> AIM OF THE TASK: Output all the data exactly. Pictures do not belong in the copy.

> Chart and figure data:

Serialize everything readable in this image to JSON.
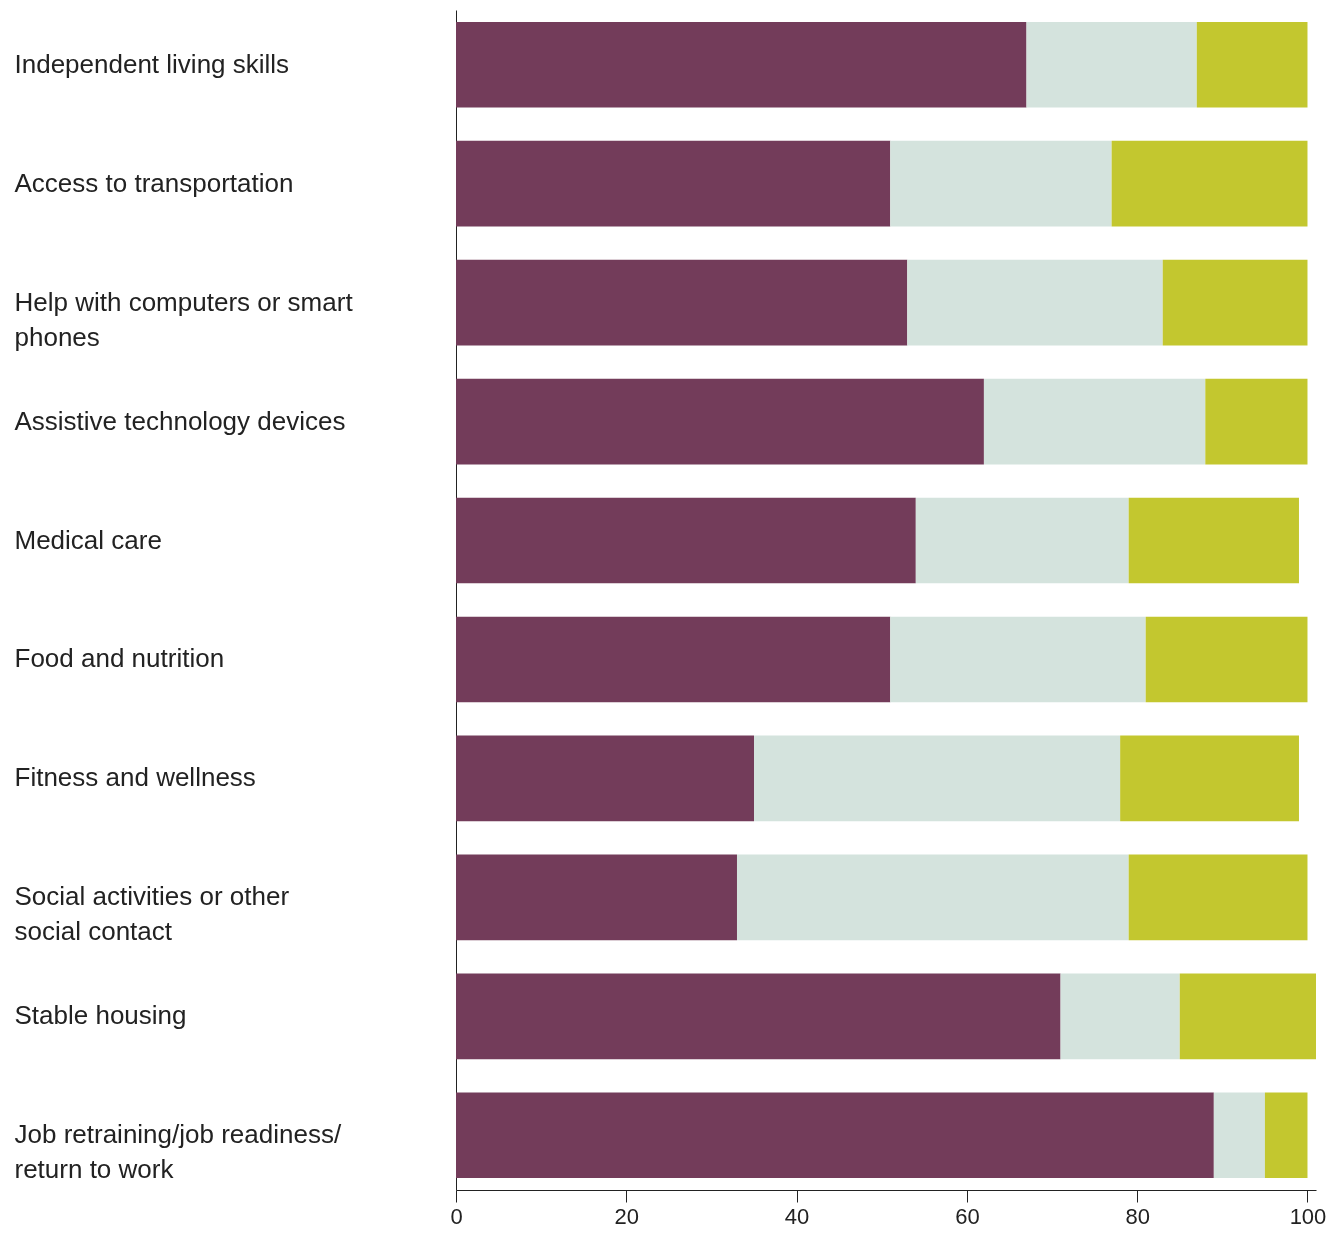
{
  "chart_data": {
    "type": "bar",
    "orientation": "horizontal",
    "stacked": true,
    "categories": [
      "Independent living skills",
      "Access to transportation",
      "Help with computers or smart phones",
      "Assistive technology devices",
      "Medical care",
      "Food and nutrition",
      "Fitness and wellness",
      "Social activities or other social contact",
      "Stable housing",
      "Job retraining/job readiness/ return to work"
    ],
    "series": [
      {
        "color": "#733c5a",
        "values": [
          67,
          51,
          53,
          62,
          54,
          51,
          35,
          33,
          71,
          89
        ]
      },
      {
        "color": "#d4e3dd",
        "values": [
          20,
          26,
          30,
          26,
          25,
          30,
          43,
          46,
          14,
          6
        ]
      },
      {
        "color": "#c3c72f",
        "values": [
          13,
          23,
          17,
          12,
          20,
          19,
          21,
          21,
          16,
          5
        ]
      }
    ],
    "xlim": [
      0,
      101
    ],
    "xticks": [
      0,
      20,
      40,
      60,
      80,
      100
    ],
    "grid": false
  }
}
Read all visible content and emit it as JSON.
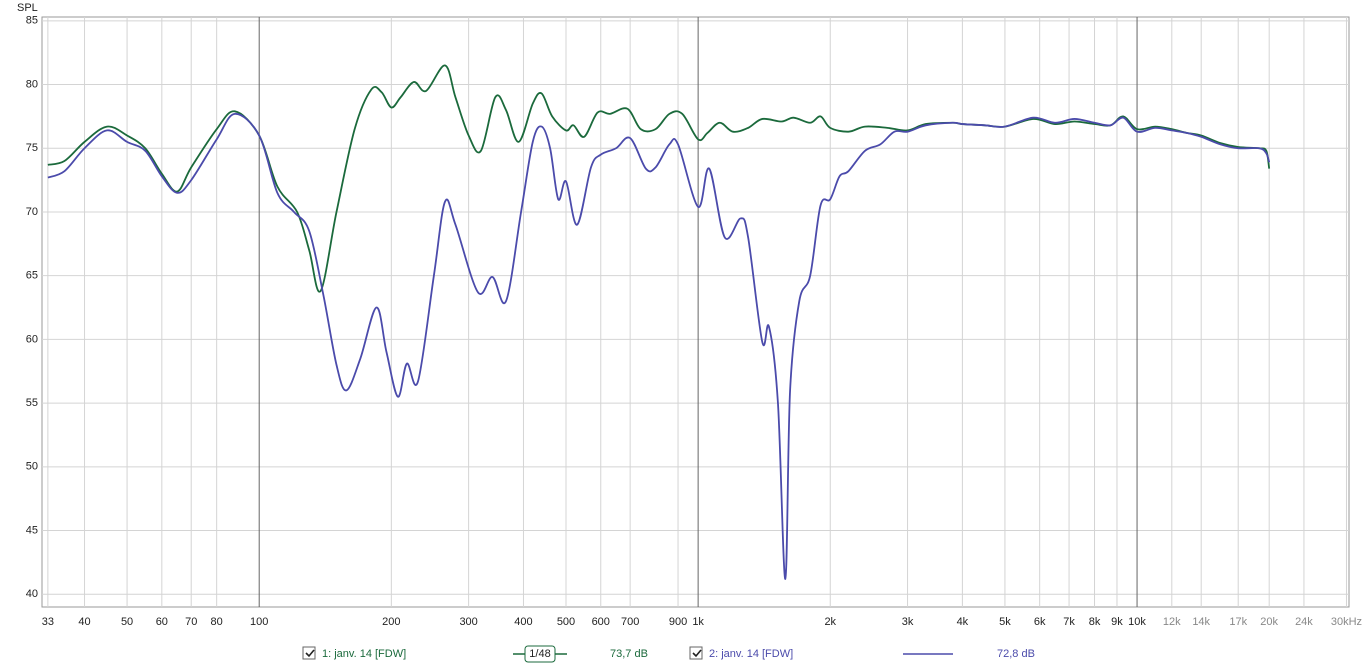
{
  "chart_data": {
    "type": "line",
    "y_label": "SPL",
    "log_x": true,
    "grid": true,
    "xlim": [
      32,
      30400
    ],
    "ylim": [
      39,
      85.3
    ],
    "yticks": [
      40,
      45,
      50,
      55,
      60,
      65,
      70,
      75,
      80,
      85
    ],
    "xticks": [
      33,
      40,
      50,
      60,
      70,
      80,
      100,
      200,
      300,
      400,
      500,
      600,
      700,
      900,
      {
        "value": 1000,
        "label": "1k"
      },
      {
        "value": 2000,
        "label": "2k"
      },
      {
        "value": 3000,
        "label": "3k"
      },
      {
        "value": 4000,
        "label": "4k"
      },
      {
        "value": 5000,
        "label": "5k"
      },
      {
        "value": 6000,
        "label": "6k"
      },
      {
        "value": 7000,
        "label": "7k"
      },
      {
        "value": 8000,
        "label": "8k"
      },
      {
        "value": 9000,
        "label": "9k"
      },
      {
        "value": 10000,
        "label": "10k"
      },
      {
        "value": 12000,
        "label": "12k"
      },
      {
        "value": 14000,
        "label": "14k"
      },
      {
        "value": 17000,
        "label": "17k"
      },
      {
        "value": 20000,
        "label": "20k"
      },
      {
        "value": 24000,
        "label": "24k"
      },
      {
        "value": 30000,
        "label": "30kHz"
      }
    ],
    "smoothing": "1/48",
    "series": [
      {
        "name": "1: janv. 14 [FDW]",
        "color": "#1b6a3c",
        "level_label": "73,7 dB",
        "x": [
          33,
          36,
          40,
          45,
          50,
          55,
          60,
          65,
          70,
          80,
          88,
          100,
          110,
          122,
          130,
          138,
          150,
          165,
          180,
          190,
          200,
          210,
          225,
          240,
          265,
          280,
          300,
          320,
          345,
          365,
          390,
          420,
          440,
          465,
          500,
          520,
          550,
          590,
          630,
          690,
          740,
          800,
          860,
          920,
          1000,
          1050,
          1120,
          1200,
          1300,
          1400,
          1550,
          1650,
          1800,
          1900,
          2000,
          2200,
          2400,
          2700,
          3000,
          3300,
          3800,
          4000,
          4500,
          5000,
          5800,
          6500,
          7200,
          8000,
          8700,
          9300,
          10000,
          11000,
          12000,
          13000,
          14000,
          15500,
          17000,
          19000,
          19700,
          20000
        ],
        "values": [
          73.7,
          74.0,
          75.5,
          76.7,
          76.0,
          75.0,
          73.0,
          71.6,
          73.5,
          76.5,
          77.9,
          76.0,
          72.0,
          70.0,
          67.0,
          63.8,
          70.0,
          76.5,
          79.6,
          79.4,
          78.2,
          79.0,
          80.2,
          79.5,
          81.5,
          79.0,
          76.0,
          74.8,
          79.0,
          78.0,
          75.5,
          78.5,
          79.3,
          77.5,
          76.4,
          76.8,
          75.9,
          77.8,
          77.7,
          78.1,
          76.5,
          76.5,
          77.7,
          77.7,
          75.7,
          76.2,
          77.0,
          76.3,
          76.6,
          77.3,
          77.1,
          77.4,
          77.0,
          77.5,
          76.6,
          76.3,
          76.7,
          76.6,
          76.4,
          76.9,
          77.0,
          76.9,
          76.8,
          76.7,
          77.3,
          76.9,
          77.1,
          76.9,
          76.8,
          77.5,
          76.5,
          76.7,
          76.5,
          76.2,
          76.0,
          75.4,
          75.1,
          75.0,
          74.8,
          73.4
        ]
      },
      {
        "name": "2: janv. 14 [FDW]",
        "color": "#4b4bab",
        "level_label": "72,8 dB",
        "x": [
          33,
          36,
          40,
          45,
          50,
          55,
          60,
          65,
          70,
          80,
          88,
          100,
          110,
          120,
          130,
          140,
          150,
          158,
          170,
          185,
          195,
          207,
          217,
          230,
          250,
          265,
          280,
          315,
          340,
          365,
          395,
          420,
          440,
          460,
          480,
          500,
          530,
          570,
          600,
          650,
          700,
          760,
          800,
          860,
          900,
          1000,
          1060,
          1150,
          1250,
          1300,
          1400,
          1450,
          1520,
          1580,
          1620,
          1700,
          1800,
          1900,
          2000,
          2100,
          2200,
          2400,
          2600,
          2800,
          3000,
          3300,
          3800,
          4000,
          4500,
          5000,
          5800,
          6500,
          7200,
          8000,
          8700,
          9300,
          10000,
          11000,
          12000,
          13000,
          14000,
          15500,
          17000,
          19000,
          19700,
          20000
        ],
        "values": [
          72.7,
          73.2,
          75.0,
          76.4,
          75.5,
          74.8,
          72.8,
          71.5,
          72.5,
          75.7,
          77.7,
          76.0,
          71.5,
          70.0,
          68.5,
          63.5,
          58.0,
          56.0,
          58.5,
          62.5,
          59.0,
          55.5,
          58.1,
          56.7,
          65.0,
          70.8,
          69.0,
          63.7,
          64.9,
          63.0,
          70.0,
          75.5,
          76.7,
          75.0,
          71.0,
          72.4,
          69.0,
          73.5,
          74.5,
          75.0,
          75.8,
          73.4,
          73.5,
          75.3,
          75.3,
          70.4,
          73.4,
          68.0,
          69.5,
          68.0,
          59.8,
          61.0,
          55.0,
          41.2,
          56.0,
          63.0,
          65.0,
          70.5,
          71.0,
          72.8,
          73.2,
          74.8,
          75.3,
          76.3,
          76.3,
          76.8,
          77.0,
          76.9,
          76.8,
          76.7,
          77.4,
          77.0,
          77.3,
          77.0,
          76.8,
          77.4,
          76.3,
          76.6,
          76.4,
          76.2,
          75.9,
          75.3,
          75.0,
          75.0,
          74.6,
          73.9
        ]
      }
    ]
  }
}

> OUTPUT FOR THIS EXERCISE:
Serialize everything readable in this image to JSON.
{
  "chart_data": {
    "type": "bar",
    "orientation": "horizontal",
    "stacked": true,
    "categories": [
      "Independent living skills",
      "Access to transportation",
      "Help with computers or smart phones",
      "Assistive technology devices",
      "Medical care",
      "Food and nutrition",
      "Fitness and wellness",
      "Social activities or other social contact",
      "Stable housing",
      "Job retraining/job readiness/ return to work"
    ],
    "series": [
      {
        "color": "#733c5a",
        "values": [
          67,
          51,
          53,
          62,
          54,
          51,
          35,
          33,
          71,
          89
        ]
      },
      {
        "color": "#d4e3dd",
        "values": [
          20,
          26,
          30,
          26,
          25,
          30,
          43,
          46,
          14,
          6
        ]
      },
      {
        "color": "#c3c72f",
        "values": [
          13,
          23,
          17,
          12,
          20,
          19,
          21,
          21,
          16,
          5
        ]
      }
    ],
    "xlim": [
      0,
      101
    ],
    "xticks": [
      0,
      20,
      40,
      60,
      80,
      100
    ],
    "grid": false
  }
}
Read all visible content and emit it as JSON.
{
  "chart_data": {
    "type": "line",
    "y_label": "SPL",
    "log_x": true,
    "grid": true,
    "xlim": [
      32,
      30400
    ],
    "ylim": [
      39,
      85.3
    ],
    "yticks": [
      40,
      45,
      50,
      55,
      60,
      65,
      70,
      75,
      80,
      85
    ],
    "xticks": [
      33,
      40,
      50,
      60,
      70,
      80,
      100,
      200,
      300,
      400,
      500,
      600,
      700,
      900,
      {
        "value": 1000,
        "label": "1k"
      },
      {
        "value": 2000,
        "label": "2k"
      },
      {
        "value": 3000,
        "label": "3k"
      },
      {
        "value": 4000,
        "label": "4k"
      },
      {
        "value": 5000,
        "label": "5k"
      },
      {
        "value": 6000,
        "label": "6k"
      },
      {
        "value": 7000,
        "label": "7k"
      },
      {
        "value": 8000,
        "label": "8k"
      },
      {
        "value": 9000,
        "label": "9k"
      },
      {
        "value": 10000,
        "label": "10k"
      },
      {
        "value": 12000,
        "label": "12k"
      },
      {
        "value": 14000,
        "label": "14k"
      },
      {
        "value": 17000,
        "label": "17k"
      },
      {
        "value": 20000,
        "label": "20k"
      },
      {
        "value": 24000,
        "label": "24k"
      },
      {
        "value": 30000,
        "label": "30kHz"
      }
    ],
    "smoothing": "1/48",
    "series": [
      {
        "name": "1: janv. 14 [FDW]",
        "color": "#1b6a3c",
        "level_label": "73,7 dB",
        "x": [
          33,
          36,
          40,
          45,
          50,
          55,
          60,
          65,
          70,
          80,
          88,
          100,
          110,
          122,
          130,
          138,
          150,
          165,
          180,
          190,
          200,
          210,
          225,
          240,
          265,
          280,
          300,
          320,
          345,
          365,
          390,
          420,
          440,
          465,
          500,
          520,
          550,
          590,
          630,
          690,
          740,
          800,
          860,
          920,
          1000,
          1050,
          1120,
          1200,
          1300,
          1400,
          1550,
          1650,
          1800,
          1900,
          2000,
          2200,
          2400,
          2700,
          3000,
          3300,
          3800,
          4000,
          4500,
          5000,
          5800,
          6500,
          7200,
          8000,
          8700,
          9300,
          10000,
          11000,
          12000,
          13000,
          14000,
          15500,
          17000,
          19000,
          19700,
          20000
        ],
        "values": [
          73.7,
          74.0,
          75.5,
          76.7,
          76.0,
          75.0,
          73.0,
          71.6,
          73.5,
          76.5,
          77.9,
          76.0,
          72.0,
          70.0,
          67.0,
          63.8,
          70.0,
          76.5,
          79.6,
          79.4,
          78.2,
          79.0,
          80.2,
          79.5,
          81.5,
          79.0,
          76.0,
          74.8,
          79.0,
          78.0,
          75.5,
          78.5,
          79.3,
          77.5,
          76.4,
          76.8,
          75.9,
          77.8,
          77.7,
          78.1,
          76.5,
          76.5,
          77.7,
          77.7,
          75.7,
          76.2,
          77.0,
          76.3,
          76.6,
          77.3,
          77.1,
          77.4,
          77.0,
          77.5,
          76.6,
          76.3,
          76.7,
          76.6,
          76.4,
          76.9,
          77.0,
          76.9,
          76.8,
          76.7,
          77.3,
          76.9,
          77.1,
          76.9,
          76.8,
          77.5,
          76.5,
          76.7,
          76.5,
          76.2,
          76.0,
          75.4,
          75.1,
          75.0,
          74.8,
          73.4
        ]
      },
      {
        "name": "2: janv. 14 [FDW]",
        "color": "#4b4bab",
        "level_label": "72,8 dB",
        "x": [
          33,
          36,
          40,
          45,
          50,
          55,
          60,
          65,
          70,
          80,
          88,
          100,
          110,
          120,
          130,
          140,
          150,
          158,
          170,
          185,
          195,
          207,
          217,
          230,
          250,
          265,
          280,
          315,
          340,
          365,
          395,
          420,
          440,
          460,
          480,
          500,
          530,
          570,
          600,
          650,
          700,
          760,
          800,
          860,
          900,
          1000,
          1060,
          1150,
          1250,
          1300,
          1400,
          1450,
          1520,
          1580,
          1620,
          1700,
          1800,
          1900,
          2000,
          2100,
          2200,
          2400,
          2600,
          2800,
          3000,
          3300,
          3800,
          4000,
          4500,
          5000,
          5800,
          6500,
          7200,
          8000,
          8700,
          9300,
          10000,
          11000,
          12000,
          13000,
          14000,
          15500,
          17000,
          19000,
          19700,
          20000
        ],
        "values": [
          72.7,
          73.2,
          75.0,
          76.4,
          75.5,
          74.8,
          72.8,
          71.5,
          72.5,
          75.7,
          77.7,
          76.0,
          71.5,
          70.0,
          68.5,
          63.5,
          58.0,
          56.0,
          58.5,
          62.5,
          59.0,
          55.5,
          58.1,
          56.7,
          65.0,
          70.8,
          69.0,
          63.7,
          64.9,
          63.0,
          70.0,
          75.5,
          76.7,
          75.0,
          71.0,
          72.4,
          69.0,
          73.5,
          74.5,
          75.0,
          75.8,
          73.4,
          73.5,
          75.3,
          75.3,
          70.4,
          73.4,
          68.0,
          69.5,
          68.0,
          59.8,
          61.0,
          55.0,
          41.2,
          56.0,
          63.0,
          65.0,
          70.5,
          71.0,
          72.8,
          73.2,
          74.8,
          75.3,
          76.3,
          76.3,
          76.8,
          77.0,
          76.9,
          76.8,
          76.7,
          77.4,
          77.0,
          77.3,
          77.0,
          76.8,
          77.4,
          76.3,
          76.6,
          76.4,
          76.2,
          75.9,
          75.3,
          75.0,
          75.0,
          74.6,
          73.9
        ]
      }
    ]
  }
}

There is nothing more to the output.